◆ Record list
[BEGIN]
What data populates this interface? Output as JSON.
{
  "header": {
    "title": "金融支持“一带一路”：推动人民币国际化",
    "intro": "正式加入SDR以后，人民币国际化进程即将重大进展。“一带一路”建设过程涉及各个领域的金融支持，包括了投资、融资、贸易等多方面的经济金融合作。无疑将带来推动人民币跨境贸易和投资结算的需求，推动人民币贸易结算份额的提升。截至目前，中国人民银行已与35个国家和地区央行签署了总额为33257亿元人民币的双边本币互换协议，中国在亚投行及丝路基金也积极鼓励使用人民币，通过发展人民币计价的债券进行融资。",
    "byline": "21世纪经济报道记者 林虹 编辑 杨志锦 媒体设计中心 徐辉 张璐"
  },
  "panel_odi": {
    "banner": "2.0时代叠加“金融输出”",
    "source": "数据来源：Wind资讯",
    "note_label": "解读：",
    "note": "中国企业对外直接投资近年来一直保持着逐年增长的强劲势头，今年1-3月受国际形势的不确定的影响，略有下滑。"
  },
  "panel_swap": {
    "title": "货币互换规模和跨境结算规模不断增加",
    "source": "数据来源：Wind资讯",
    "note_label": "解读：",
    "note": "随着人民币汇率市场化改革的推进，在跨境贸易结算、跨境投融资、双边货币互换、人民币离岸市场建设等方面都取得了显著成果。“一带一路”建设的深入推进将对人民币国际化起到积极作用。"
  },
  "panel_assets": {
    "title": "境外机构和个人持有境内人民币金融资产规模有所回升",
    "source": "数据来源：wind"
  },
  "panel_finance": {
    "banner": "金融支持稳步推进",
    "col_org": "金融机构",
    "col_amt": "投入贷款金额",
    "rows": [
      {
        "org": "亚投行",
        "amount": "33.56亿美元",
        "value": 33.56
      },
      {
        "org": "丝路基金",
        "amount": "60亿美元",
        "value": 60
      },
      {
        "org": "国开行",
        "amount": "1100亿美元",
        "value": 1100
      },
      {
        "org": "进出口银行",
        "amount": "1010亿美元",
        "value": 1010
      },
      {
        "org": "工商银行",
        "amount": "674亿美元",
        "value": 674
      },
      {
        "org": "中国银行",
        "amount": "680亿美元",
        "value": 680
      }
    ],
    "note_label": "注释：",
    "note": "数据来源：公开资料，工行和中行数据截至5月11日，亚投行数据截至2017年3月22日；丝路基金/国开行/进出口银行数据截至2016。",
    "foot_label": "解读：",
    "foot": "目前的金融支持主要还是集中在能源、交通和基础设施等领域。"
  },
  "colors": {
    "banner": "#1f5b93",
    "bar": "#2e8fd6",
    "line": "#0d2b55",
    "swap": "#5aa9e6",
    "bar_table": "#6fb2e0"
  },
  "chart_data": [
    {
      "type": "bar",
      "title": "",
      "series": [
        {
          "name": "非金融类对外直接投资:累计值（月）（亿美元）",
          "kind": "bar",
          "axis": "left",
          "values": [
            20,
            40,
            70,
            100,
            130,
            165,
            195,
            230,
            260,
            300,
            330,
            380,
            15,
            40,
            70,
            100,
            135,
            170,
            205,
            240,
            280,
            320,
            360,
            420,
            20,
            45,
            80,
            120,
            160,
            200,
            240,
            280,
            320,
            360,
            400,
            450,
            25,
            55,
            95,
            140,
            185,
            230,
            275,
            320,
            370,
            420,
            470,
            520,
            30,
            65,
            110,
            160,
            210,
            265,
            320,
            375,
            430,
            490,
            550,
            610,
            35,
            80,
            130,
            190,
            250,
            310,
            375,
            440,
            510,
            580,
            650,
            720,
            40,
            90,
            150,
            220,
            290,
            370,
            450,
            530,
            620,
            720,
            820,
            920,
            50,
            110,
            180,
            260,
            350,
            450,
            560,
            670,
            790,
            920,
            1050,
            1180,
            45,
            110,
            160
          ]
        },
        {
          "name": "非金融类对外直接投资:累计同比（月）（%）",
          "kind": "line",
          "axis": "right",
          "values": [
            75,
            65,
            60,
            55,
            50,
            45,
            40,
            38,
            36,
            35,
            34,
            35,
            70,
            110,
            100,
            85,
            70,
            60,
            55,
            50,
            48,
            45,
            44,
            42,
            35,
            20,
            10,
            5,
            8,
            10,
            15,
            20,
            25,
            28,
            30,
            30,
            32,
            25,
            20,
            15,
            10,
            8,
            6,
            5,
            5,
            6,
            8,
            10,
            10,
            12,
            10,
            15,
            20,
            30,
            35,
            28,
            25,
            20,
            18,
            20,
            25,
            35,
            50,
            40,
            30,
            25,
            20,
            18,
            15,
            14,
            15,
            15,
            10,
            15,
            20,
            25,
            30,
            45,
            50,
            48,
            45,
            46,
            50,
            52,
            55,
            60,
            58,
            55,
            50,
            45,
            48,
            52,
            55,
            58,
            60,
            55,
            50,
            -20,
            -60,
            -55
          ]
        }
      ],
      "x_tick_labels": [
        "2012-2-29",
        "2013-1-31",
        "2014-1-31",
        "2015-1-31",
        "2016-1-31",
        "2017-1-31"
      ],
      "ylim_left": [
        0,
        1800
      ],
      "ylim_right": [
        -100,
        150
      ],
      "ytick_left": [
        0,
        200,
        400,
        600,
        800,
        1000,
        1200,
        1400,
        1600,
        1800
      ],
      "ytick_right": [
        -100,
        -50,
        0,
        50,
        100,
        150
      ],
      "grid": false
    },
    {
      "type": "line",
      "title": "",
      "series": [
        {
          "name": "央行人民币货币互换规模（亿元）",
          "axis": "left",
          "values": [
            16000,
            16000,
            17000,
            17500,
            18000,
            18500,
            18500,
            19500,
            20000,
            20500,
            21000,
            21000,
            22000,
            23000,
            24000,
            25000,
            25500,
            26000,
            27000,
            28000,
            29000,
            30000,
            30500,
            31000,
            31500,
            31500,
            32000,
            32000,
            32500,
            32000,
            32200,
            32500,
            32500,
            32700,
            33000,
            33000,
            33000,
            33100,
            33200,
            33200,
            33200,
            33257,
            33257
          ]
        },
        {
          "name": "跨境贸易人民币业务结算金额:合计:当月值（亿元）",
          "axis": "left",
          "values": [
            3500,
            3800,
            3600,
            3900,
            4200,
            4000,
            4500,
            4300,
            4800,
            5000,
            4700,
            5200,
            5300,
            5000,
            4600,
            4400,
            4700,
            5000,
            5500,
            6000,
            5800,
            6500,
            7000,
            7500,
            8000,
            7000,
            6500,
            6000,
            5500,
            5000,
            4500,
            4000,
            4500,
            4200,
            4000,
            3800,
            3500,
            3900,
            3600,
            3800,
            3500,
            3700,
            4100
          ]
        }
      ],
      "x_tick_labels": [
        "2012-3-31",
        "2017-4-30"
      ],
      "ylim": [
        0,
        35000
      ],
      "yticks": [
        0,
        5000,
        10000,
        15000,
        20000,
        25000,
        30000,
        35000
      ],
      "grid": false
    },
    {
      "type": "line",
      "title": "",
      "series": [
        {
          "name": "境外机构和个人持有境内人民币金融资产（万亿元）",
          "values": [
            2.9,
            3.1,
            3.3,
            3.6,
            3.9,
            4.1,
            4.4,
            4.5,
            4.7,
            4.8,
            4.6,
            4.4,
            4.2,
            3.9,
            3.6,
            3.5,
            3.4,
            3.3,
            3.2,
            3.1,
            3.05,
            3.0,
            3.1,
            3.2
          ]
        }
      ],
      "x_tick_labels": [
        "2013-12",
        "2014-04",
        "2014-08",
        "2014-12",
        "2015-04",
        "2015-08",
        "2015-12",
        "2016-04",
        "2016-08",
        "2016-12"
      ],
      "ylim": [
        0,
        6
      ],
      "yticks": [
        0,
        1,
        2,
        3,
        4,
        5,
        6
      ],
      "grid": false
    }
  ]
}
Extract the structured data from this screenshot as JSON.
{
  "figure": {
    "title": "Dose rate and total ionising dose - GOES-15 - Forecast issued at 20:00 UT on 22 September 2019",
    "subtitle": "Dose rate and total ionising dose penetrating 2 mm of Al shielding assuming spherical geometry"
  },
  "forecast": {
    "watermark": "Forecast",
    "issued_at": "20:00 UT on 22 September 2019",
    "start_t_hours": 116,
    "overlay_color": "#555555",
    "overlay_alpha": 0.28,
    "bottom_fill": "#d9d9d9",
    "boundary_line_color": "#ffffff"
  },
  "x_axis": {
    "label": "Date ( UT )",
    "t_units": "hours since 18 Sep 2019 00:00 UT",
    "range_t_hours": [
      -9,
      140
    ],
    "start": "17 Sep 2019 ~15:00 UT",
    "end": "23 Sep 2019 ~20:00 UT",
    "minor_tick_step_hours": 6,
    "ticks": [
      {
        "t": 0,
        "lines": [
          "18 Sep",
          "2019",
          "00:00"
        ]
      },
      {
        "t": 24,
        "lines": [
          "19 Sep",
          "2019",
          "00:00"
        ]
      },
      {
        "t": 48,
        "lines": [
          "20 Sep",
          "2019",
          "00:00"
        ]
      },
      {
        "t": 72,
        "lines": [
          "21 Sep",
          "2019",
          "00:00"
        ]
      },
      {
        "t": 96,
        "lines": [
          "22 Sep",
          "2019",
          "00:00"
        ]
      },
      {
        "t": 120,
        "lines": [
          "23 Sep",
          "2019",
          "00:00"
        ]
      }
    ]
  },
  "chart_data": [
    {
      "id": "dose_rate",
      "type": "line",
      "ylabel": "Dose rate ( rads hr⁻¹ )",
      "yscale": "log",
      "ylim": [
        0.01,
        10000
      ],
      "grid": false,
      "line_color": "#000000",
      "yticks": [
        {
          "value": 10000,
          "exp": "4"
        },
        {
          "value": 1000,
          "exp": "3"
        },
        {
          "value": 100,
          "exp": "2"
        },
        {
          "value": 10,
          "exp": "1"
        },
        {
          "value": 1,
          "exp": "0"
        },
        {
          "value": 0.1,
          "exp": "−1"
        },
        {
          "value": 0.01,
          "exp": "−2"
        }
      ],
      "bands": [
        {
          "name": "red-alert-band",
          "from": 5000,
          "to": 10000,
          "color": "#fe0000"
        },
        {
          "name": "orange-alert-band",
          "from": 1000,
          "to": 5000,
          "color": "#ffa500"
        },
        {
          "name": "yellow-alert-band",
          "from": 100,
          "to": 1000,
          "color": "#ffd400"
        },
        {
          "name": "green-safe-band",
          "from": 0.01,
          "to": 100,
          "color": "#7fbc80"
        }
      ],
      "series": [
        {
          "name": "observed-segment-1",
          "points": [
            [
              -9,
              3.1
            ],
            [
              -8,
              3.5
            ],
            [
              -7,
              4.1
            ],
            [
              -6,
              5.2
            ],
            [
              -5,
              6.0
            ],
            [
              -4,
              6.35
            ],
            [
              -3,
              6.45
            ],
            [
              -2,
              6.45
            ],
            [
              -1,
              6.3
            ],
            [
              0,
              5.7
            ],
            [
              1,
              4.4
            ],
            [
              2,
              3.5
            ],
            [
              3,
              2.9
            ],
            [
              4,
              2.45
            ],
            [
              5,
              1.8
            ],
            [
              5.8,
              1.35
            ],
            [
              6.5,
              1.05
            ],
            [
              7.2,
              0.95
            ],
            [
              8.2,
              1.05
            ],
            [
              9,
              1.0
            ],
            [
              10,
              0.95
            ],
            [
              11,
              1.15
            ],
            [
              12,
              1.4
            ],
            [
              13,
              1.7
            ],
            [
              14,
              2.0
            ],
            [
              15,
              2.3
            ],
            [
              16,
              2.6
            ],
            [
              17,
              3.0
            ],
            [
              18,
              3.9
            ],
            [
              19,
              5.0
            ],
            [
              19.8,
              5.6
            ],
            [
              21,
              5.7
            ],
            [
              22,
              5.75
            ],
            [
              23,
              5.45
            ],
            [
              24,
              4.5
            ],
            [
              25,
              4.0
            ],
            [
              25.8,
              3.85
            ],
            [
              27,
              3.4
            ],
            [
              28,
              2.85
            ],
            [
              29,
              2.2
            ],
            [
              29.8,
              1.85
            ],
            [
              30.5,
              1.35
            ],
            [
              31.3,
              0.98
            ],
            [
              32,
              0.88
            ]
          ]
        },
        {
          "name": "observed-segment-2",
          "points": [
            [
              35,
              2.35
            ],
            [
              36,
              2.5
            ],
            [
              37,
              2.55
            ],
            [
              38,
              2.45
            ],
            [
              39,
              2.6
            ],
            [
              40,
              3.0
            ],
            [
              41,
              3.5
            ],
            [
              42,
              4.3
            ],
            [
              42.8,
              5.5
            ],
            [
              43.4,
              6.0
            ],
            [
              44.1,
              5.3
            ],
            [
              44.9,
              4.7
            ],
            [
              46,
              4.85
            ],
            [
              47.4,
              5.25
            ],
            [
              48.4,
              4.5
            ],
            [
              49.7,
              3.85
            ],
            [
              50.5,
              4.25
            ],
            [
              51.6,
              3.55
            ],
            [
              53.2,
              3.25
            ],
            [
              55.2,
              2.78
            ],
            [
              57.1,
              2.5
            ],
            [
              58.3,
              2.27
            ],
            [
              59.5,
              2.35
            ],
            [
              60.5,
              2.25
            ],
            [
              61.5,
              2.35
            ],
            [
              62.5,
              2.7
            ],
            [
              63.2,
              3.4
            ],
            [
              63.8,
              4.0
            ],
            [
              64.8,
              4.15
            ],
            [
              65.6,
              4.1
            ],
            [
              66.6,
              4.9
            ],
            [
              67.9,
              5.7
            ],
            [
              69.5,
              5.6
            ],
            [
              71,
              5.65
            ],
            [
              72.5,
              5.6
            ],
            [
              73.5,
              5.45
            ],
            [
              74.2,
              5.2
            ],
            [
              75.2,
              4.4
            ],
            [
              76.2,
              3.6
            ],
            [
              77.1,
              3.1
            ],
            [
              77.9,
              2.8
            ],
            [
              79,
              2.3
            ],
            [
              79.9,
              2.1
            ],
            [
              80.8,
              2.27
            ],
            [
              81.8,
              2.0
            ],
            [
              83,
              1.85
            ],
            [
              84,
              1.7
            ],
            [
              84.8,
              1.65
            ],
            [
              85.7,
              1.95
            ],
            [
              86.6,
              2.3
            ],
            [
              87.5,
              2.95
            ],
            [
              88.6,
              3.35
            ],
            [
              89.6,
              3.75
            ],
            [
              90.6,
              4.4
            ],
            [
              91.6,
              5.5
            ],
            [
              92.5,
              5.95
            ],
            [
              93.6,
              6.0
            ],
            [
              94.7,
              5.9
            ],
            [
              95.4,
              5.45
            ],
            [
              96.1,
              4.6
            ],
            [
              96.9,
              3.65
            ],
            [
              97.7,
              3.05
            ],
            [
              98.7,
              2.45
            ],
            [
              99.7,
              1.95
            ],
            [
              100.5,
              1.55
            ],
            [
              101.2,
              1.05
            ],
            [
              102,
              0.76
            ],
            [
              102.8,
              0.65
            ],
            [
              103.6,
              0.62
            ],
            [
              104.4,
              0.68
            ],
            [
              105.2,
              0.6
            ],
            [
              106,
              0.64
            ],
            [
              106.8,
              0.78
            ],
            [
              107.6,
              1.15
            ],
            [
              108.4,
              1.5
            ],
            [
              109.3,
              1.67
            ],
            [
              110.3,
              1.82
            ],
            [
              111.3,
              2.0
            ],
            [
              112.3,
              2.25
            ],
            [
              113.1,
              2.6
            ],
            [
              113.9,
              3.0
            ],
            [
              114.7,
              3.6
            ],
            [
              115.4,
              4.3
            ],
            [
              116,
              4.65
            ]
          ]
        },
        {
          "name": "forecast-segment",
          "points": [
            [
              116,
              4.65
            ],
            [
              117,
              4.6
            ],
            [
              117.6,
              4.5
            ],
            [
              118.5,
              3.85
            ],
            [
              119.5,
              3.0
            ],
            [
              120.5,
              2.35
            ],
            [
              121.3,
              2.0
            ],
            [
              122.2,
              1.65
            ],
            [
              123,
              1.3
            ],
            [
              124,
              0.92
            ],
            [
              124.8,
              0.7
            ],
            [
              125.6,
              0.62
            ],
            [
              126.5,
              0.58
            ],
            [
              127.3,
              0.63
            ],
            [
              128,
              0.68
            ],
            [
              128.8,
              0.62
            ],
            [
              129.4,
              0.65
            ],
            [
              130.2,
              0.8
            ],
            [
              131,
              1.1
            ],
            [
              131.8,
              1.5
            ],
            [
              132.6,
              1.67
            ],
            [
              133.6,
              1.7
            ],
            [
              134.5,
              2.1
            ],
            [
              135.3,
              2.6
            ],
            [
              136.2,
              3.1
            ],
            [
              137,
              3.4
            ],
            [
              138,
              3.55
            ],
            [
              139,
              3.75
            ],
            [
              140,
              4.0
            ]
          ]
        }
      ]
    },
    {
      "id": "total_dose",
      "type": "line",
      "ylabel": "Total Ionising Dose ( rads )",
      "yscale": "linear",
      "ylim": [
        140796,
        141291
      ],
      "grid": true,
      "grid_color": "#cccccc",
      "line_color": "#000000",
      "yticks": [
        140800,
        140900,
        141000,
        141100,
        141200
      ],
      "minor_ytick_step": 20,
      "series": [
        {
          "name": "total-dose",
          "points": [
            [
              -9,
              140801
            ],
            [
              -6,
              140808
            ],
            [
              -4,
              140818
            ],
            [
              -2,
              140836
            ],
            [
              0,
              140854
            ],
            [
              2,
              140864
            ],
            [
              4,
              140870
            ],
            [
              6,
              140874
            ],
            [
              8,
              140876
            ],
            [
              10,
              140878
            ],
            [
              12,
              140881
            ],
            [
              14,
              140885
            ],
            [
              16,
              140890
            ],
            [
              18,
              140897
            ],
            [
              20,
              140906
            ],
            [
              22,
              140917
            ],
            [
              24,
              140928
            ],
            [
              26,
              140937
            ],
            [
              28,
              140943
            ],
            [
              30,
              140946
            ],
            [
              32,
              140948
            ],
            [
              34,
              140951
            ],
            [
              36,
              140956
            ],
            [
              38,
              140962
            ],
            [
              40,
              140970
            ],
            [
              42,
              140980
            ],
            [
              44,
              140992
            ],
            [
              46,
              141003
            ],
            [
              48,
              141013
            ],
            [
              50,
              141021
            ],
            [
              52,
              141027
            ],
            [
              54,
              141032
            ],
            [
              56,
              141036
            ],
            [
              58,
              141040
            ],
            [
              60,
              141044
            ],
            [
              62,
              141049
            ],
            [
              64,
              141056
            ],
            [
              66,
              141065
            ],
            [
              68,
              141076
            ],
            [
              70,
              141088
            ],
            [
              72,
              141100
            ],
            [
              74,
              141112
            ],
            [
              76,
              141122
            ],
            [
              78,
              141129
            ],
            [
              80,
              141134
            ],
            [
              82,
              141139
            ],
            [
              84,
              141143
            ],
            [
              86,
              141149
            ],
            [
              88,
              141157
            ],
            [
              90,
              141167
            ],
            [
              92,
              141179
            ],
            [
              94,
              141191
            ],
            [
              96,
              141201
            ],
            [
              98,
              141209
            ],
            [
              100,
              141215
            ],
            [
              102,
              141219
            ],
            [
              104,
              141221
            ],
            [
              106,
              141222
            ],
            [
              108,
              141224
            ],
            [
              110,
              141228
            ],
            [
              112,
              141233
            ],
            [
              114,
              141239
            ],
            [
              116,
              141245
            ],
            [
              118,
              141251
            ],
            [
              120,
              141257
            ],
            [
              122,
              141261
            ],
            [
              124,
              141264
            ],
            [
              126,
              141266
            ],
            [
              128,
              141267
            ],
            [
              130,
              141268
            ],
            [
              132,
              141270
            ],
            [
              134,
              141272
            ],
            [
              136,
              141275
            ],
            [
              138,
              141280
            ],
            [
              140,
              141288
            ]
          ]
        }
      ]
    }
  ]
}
[END]
◆ Given request
Pick out the lines above that hold the string "rads" and show them.

◆ Reply
      "ylabel": "Dose rate ( rads hr⁻¹ )",
      "ylabel": "Total Ionising Dose ( rads )",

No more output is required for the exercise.